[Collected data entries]
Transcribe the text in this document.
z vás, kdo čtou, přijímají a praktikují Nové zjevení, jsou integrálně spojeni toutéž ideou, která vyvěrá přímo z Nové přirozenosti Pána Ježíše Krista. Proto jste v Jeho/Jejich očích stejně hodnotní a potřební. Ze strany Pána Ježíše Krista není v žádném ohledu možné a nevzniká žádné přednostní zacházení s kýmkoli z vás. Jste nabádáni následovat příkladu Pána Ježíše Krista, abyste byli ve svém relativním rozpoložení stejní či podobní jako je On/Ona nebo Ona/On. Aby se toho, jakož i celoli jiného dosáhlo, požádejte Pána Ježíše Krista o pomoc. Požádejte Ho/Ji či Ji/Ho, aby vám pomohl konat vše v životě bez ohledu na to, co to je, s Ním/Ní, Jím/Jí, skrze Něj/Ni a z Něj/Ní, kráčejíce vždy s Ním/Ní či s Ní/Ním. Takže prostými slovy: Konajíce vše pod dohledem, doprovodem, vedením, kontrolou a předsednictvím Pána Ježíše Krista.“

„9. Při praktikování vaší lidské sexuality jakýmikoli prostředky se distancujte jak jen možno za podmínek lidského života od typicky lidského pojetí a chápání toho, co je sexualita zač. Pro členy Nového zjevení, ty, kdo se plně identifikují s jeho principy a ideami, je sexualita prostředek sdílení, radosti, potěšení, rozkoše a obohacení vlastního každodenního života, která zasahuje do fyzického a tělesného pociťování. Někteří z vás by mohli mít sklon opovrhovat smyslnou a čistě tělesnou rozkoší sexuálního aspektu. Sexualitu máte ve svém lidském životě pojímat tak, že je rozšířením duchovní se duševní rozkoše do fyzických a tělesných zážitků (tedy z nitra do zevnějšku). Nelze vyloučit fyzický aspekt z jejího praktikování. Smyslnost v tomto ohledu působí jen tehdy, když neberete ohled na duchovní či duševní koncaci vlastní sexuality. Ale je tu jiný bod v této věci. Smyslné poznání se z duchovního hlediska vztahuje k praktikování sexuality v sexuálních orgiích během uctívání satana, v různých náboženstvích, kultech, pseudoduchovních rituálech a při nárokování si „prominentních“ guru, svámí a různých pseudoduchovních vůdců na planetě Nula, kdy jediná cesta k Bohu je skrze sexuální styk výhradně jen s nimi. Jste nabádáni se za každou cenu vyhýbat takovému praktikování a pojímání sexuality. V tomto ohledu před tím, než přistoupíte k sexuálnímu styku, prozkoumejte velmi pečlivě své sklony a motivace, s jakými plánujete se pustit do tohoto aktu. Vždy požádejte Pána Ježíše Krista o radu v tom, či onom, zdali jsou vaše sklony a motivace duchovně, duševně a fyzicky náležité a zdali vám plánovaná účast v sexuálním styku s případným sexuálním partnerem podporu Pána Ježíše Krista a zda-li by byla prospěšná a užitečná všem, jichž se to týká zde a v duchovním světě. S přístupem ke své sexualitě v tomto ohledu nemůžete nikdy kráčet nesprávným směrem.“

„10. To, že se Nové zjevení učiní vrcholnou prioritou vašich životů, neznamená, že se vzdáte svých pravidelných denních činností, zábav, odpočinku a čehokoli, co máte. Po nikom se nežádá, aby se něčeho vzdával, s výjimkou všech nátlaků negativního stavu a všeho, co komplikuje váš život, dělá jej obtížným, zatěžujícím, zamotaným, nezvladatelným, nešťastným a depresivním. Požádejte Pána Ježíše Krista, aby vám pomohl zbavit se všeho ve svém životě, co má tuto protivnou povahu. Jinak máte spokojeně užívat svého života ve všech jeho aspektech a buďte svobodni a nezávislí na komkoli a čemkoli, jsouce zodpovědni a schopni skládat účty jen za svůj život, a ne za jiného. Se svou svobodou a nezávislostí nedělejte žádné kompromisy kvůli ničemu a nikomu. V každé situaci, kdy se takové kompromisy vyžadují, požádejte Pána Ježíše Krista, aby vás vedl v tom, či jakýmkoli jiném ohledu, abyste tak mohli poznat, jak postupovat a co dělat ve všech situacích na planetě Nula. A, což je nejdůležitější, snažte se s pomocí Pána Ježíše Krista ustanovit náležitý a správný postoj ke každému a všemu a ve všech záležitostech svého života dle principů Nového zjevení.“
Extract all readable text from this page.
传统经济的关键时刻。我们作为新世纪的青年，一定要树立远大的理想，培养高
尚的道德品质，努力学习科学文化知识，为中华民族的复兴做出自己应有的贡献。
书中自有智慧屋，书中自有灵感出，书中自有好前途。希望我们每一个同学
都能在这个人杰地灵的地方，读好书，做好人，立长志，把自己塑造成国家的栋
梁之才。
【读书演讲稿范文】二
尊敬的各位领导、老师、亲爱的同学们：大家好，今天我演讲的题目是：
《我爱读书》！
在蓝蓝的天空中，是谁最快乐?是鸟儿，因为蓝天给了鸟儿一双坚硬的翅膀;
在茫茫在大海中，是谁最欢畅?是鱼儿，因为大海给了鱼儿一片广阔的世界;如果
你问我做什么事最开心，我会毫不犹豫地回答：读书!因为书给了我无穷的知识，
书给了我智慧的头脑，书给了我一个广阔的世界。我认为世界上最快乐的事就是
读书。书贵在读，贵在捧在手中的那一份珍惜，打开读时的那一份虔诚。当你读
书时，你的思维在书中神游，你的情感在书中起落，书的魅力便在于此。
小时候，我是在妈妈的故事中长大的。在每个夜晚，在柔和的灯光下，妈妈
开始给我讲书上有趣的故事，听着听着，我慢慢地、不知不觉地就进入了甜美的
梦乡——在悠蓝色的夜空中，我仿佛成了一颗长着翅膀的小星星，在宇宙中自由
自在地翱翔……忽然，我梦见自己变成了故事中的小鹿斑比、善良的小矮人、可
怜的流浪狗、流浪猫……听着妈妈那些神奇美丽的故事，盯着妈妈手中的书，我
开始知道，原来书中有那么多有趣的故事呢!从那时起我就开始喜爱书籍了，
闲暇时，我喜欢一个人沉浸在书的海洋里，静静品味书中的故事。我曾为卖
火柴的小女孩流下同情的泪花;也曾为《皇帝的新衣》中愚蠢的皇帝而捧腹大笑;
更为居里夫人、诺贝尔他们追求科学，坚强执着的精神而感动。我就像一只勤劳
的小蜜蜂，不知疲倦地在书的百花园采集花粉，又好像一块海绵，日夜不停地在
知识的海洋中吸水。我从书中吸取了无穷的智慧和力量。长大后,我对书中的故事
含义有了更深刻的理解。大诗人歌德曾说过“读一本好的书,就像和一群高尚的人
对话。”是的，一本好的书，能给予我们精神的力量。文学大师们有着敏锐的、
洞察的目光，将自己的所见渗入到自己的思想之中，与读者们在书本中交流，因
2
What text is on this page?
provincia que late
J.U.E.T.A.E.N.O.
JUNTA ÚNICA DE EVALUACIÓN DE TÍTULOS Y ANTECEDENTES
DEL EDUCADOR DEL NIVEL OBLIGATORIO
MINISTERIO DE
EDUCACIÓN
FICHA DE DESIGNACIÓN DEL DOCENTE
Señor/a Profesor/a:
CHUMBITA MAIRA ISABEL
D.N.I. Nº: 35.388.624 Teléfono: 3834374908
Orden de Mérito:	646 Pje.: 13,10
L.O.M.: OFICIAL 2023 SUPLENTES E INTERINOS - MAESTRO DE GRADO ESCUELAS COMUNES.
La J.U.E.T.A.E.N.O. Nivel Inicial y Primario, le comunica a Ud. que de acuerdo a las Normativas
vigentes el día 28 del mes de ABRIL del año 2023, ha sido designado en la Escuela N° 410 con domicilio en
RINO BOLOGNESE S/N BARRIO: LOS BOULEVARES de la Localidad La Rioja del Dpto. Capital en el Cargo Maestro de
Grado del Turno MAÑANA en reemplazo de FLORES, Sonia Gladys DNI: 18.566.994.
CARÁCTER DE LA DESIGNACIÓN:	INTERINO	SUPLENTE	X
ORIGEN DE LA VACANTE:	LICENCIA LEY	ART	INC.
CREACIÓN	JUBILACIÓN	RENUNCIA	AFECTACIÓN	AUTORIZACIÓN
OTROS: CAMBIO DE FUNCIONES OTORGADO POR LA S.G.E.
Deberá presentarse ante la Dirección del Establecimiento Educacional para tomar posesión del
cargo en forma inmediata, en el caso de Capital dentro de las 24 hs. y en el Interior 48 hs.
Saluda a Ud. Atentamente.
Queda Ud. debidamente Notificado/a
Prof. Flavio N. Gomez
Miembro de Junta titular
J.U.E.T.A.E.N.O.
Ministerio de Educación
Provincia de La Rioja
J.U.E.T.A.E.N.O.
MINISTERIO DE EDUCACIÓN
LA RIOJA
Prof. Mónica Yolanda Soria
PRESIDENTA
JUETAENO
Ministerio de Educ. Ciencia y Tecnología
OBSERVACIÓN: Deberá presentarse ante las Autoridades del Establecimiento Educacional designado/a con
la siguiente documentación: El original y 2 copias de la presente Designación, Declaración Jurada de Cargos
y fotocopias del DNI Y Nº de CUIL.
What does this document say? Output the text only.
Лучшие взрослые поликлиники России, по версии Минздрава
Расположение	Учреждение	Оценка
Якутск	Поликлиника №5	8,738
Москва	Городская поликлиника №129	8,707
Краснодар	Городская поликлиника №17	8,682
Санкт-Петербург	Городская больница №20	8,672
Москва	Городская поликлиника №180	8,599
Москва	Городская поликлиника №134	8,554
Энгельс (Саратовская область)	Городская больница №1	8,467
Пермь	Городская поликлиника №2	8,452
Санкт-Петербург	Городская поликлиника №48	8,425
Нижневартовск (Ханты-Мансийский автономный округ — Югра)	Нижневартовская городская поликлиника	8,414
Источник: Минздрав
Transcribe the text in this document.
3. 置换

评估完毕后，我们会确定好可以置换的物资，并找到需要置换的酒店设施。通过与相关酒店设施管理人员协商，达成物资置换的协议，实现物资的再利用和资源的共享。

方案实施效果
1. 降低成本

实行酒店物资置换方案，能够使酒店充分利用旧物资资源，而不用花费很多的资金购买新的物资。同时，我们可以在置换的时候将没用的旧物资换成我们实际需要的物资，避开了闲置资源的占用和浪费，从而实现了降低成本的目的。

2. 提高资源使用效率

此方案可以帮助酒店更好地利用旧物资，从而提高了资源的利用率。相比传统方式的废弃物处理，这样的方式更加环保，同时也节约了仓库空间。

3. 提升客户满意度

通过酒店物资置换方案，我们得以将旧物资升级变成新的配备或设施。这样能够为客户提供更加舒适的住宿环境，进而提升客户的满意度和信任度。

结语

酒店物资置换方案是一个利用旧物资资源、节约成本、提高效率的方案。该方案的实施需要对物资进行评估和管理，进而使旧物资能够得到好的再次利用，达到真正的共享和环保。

Work required. Copy each line of the listing that contains the string "presentarse".

Response below.
Deberá presentarse ante la Dirección del Establecimiento Educacional para tomar posesión del
OBSERVACIÓN: Deberá presentarse ante las Autoridades del Establecimiento Educacional designado/a con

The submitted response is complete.